=== To be done ===
Print the rows starting at the line that contains "hitos-table [51, 801, 437, 865]" and ending at the line that contains "info-relevante-label [52, 917, 178, 1159]", with both of those lines included. Copy each line without any changes.

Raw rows

* begin *

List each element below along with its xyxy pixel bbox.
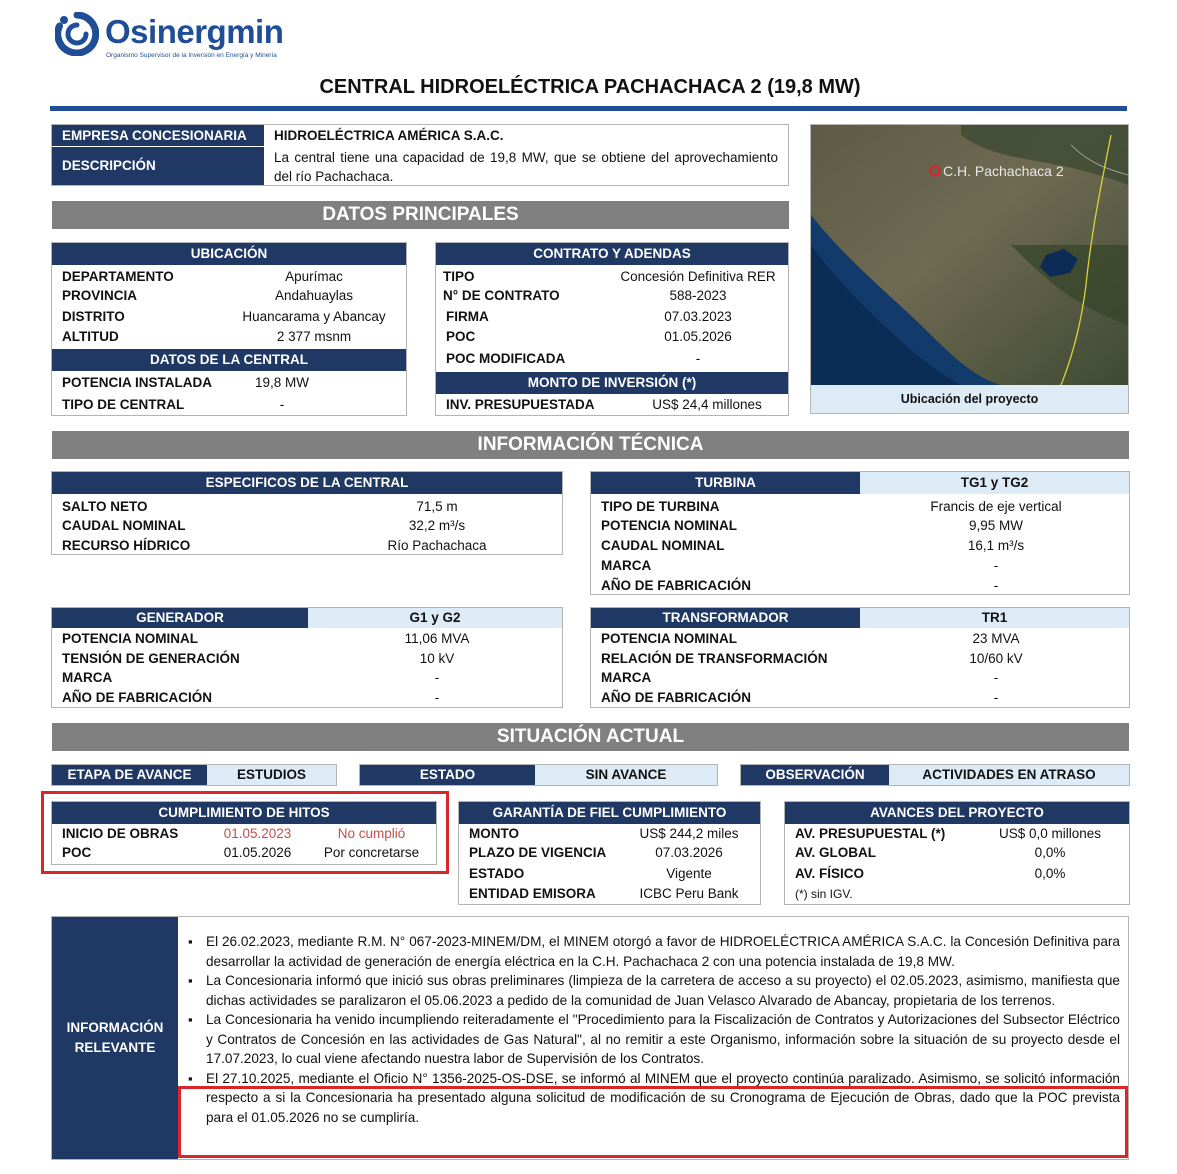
hitos-table [51, 801, 437, 865]
especificos-row: CAUDAL NOMINAL 32,2 m³/s [62, 518, 466, 533]
estado-avance [359, 764, 718, 786]
turbina-row: POTENCIA NOMINAL 9,95 MW [601, 518, 1023, 533]
especificos-row: RECURSO HÍDRICO Río Pachachaca [62, 538, 487, 553]
contrato-row: POC 01.05.2026 [446, 329, 732, 344]
generador-row: AÑO DE FABRICACIÓN - [62, 690, 440, 705]
transformador-row: RELACIÓN DE TRANSFORMACIÓN 10/60 kV [601, 651, 1023, 666]
generador-row: MARCA - [62, 670, 440, 685]
section-datos-principales: DATOS PRINCIPALES [52, 201, 789, 229]
info-relevante-label [52, 917, 178, 1159]
logo-wordmark: Osinergmin [105, 13, 284, 50]
contrato-table [435, 242, 789, 416]
ubicacion-row: DISTRITO Huancarama y Abancay [62, 309, 386, 324]
turbina-row: TIPO DE TURBINA Francis de eje vertical [601, 499, 1062, 514]
garantia-row: ESTADO Vigente [469, 866, 712, 881]
observacion [740, 764, 1130, 786]
ubicacion-table [51, 242, 407, 416]
datos-central-row: TIPO DE CENTRAL - [62, 397, 285, 412]
osinergmin-logo-icon [55, 12, 99, 56]
transformador-row: MARCA - [601, 670, 999, 685]
especificos-header: ESPECIFICOS DE LA CENTRAL [52, 472, 562, 494]
info-item: ▪ El 26.02.2023, mediante R.M. N° 067-2023-MINEM/DM, el MINEM otorgó a favor de HIDROELÉCTRICA AMÉRICA S.A.C. la Concesión Definitiva para desarrollar la actividad de generación de energía eléctrica en la C.H. Pachachaca 2 con una potencia instalada de 19,8 MW. [180, 932, 1120, 971]
contrato-row: N° DE CONTRATO 588-2023 [443, 288, 727, 303]
info-item: ▪ La Concesionaria ha venido incumpliendo reiteradamente el "Procedimiento para la Fiscalización de Contratos y Autorizaciones del Subsector Eléctrico y Contratos de Concesión en las actividades de Gas Natural", al no remitir a este Organismo, información sobre la situación de su proyecto desde el 17.07.2023, lo cual viene afectando nuestra labor de Supervisión de los Contratos. [180, 1010, 1120, 1069]
turbina-row: MARCA - [601, 558, 999, 573]
garantia-table [458, 801, 761, 905]
map-marker-label: C.H. Pachachaca 2 [943, 163, 1064, 179]
ubicacion-header: UBICACIÓN [52, 243, 406, 265]
turbina-row: AÑO DE FABRICACIÓN - [601, 578, 999, 593]
observacion-label: OBSERVACIÓN [741, 765, 889, 785]
title-underline [50, 106, 1127, 111]
observacion-value: ACTIVIDADES EN ATRASO [889, 765, 1129, 785]
contrato-row: FIRMA 07.03.2023 [446, 309, 732, 324]
transformador-units: TR1 [860, 608, 1129, 628]
ubicacion-row: DEPARTAMENTO Apurímac [62, 269, 343, 284]
contrato-header: CONTRATO Y ADENDAS [436, 243, 788, 265]
datos-central-header: DATOS DE LA CENTRAL [52, 349, 406, 371]
transformador-table [590, 607, 1130, 708]
estado-label: ESTADO [360, 765, 535, 785]
contrato-row: TIPO Concesión Definitiva RER [443, 269, 776, 284]
info-item: ▪ El 27.10.2025, mediante el Oficio N° 1356-2025-OS-DSE, se informó al MINEM que el proyecto continúa paralizado. Asimismo, se solicitó información respecto a si la Concesionaria ha presentado alguna solicitud de modificación de su Cronograma de Ejecución de Obras, dado que la POC prevista para el 01.05.2026 no se cumpliría. [180, 1069, 1120, 1128]
garantia-row: ENTIDAD EMISORA ICBC Peru Bank [469, 886, 739, 901]
osinergmin-logo [55, 12, 315, 64]
transformador-row: AÑO DE FABRICACIÓN - [601, 690, 999, 705]
garantia-header: GARANTÍA DE FIEL CUMPLIMIENTO [459, 802, 760, 824]
info-item: ▪ La Concesionaria informó que inició sus obras preliminares (limpieza de la carretera de acceso a su proyecto) el 02.05.2023, asimismo, manifiesta que dichas actividades se paralizaron el 05.06.2023 a pedido de la comunidad de Juan Velasco Alvarado de Abancay, propietaria de los terrenos. [180, 971, 1120, 1010]
generador-row: TENSIÓN DE GENERACIÓN 10 kV [62, 651, 455, 666]
satellite-map-image [811, 125, 1128, 385]
especificos-row: SALTO NETO 71,5 m [62, 499, 458, 514]
generador-table [51, 607, 563, 708]
section-situacion-actual: SITUACIÓN ACTUAL [52, 723, 1129, 751]
especificos-table [51, 471, 563, 555]
empresa-value: HIDROELÉCTRICA AMÉRICA S.A.C. [274, 128, 504, 143]
avances-header: AVANCES DEL PROYECTO [785, 802, 1129, 824]
avances-table [784, 801, 1130, 905]
generador-header: GENERADOR [52, 608, 308, 628]
info-relevante-label-line2: RELEVANTE [74, 1040, 156, 1055]
avances-note: (*) sin IGV. [795, 887, 853, 901]
logo-tagline: Organismo Supervisor de la Inversión en Energía y Minería [106, 52, 277, 59]
hitos-header: CUMPLIMIENTO DE HITOS [52, 802, 436, 824]
map-caption: Ubicación del proyecto [811, 385, 1128, 413]
turbina-units: TG1 y TG2 [860, 472, 1129, 494]
turbina-header: TURBINA [591, 472, 860, 494]
info-highlight-frame [178, 1086, 1128, 1158]
info-relevante-label-line1: INFORMACIÓN [66, 1020, 164, 1035]
datos-central-row: POTENCIA INSTALADA 19,8 MW [62, 375, 309, 390]
etapa-value: ESTUDIOS [207, 765, 336, 785]
generador-units: G1 y G2 [308, 608, 562, 628]
ubicacion-row: PROVINCIA Andahuaylas [62, 288, 354, 303]
turbina-table [590, 471, 1130, 595]
etapa-avance [51, 764, 337, 786]
monto-row: INV. PRESUPUESTADA US$ 24,4 millones [446, 397, 762, 412]
avances-row: AV. GLOBAL 0,0% [795, 845, 1066, 860]
section-informacion-tecnica: INFORMACIÓN TÉCNICA [52, 431, 1129, 459]
etapa-label: ETAPA DE AVANCE [52, 765, 207, 785]
garantia-row: MONTO US$ 244,2 miles [469, 826, 739, 841]
avances-row: AV. PRESUPUESTAL (*) US$ 0,0 millones [795, 826, 1102, 841]
monto-header: MONTO DE INVERSIÓN (*) [436, 372, 788, 394]
descripcion-label: DESCRIPCIÓN [52, 147, 264, 185]
empresa-table [51, 124, 789, 186]
garantia-row: PLAZO DE VIGENCIA 07.03.2026 [469, 845, 723, 860]
turbina-row: CAUDAL NOMINAL 16,1 m³/s [601, 538, 1025, 553]
avances-row: AV. FÍSICO 0,0% [795, 866, 1066, 881]
project-location-map [810, 124, 1129, 414]
contrato-row: POC MODIFICADA - [446, 351, 701, 366]
transformador-header: TRANSFORMADOR [591, 608, 860, 628]
empresa-label: EMPRESA CONCESIONARIA [52, 125, 264, 146]
hitos-row: POC 01.05.2026 Por concretarse [62, 845, 420, 860]
page-title: CENTRAL HIDROELÉCTRICA PACHACHACA 2 (19,8 MW) [319, 76, 861, 98]
ubicacion-row: ALTITUD 2 377 msnm [62, 329, 352, 344]
transformador-row: POTENCIA NOMINAL 23 MVA [601, 631, 1020, 646]
estado-value: SIN AVANCE [535, 765, 717, 785]
hitos-row: INICIO DE OBRAS 01.05.2023 No cumplió [62, 826, 406, 841]
descripcion-value: La central tiene una capacidad de 19,8 MW, que se obtiene del aprovechamiento del río Pachachaca. [274, 150, 778, 184]
generador-row: POTENCIA NOMINAL 11,06 MVA [62, 631, 470, 646]
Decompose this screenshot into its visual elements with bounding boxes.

* end *

=== Result of the task ===
hitos-table [51, 801, 437, 865]
especificos-row: CAUDAL NOMINAL 32,2 m³/s [62, 518, 466, 533]
estado-avance [359, 764, 718, 786]
turbina-row: POTENCIA NOMINAL 9,95 MW [601, 518, 1023, 533]
especificos-row: RECURSO HÍDRICO Río Pachachaca [62, 538, 487, 553]
contrato-row: POC 01.05.2026 [446, 329, 732, 344]
generador-row: AÑO DE FABRICACIÓN - [62, 690, 440, 705]
transformador-row: RELACIÓN DE TRANSFORMACIÓN 10/60 kV [601, 651, 1023, 666]
generador-row: MARCA - [62, 670, 440, 685]
section-datos-principales: DATOS PRINCIPALES [52, 201, 789, 229]
info-relevante-label [52, 917, 178, 1159]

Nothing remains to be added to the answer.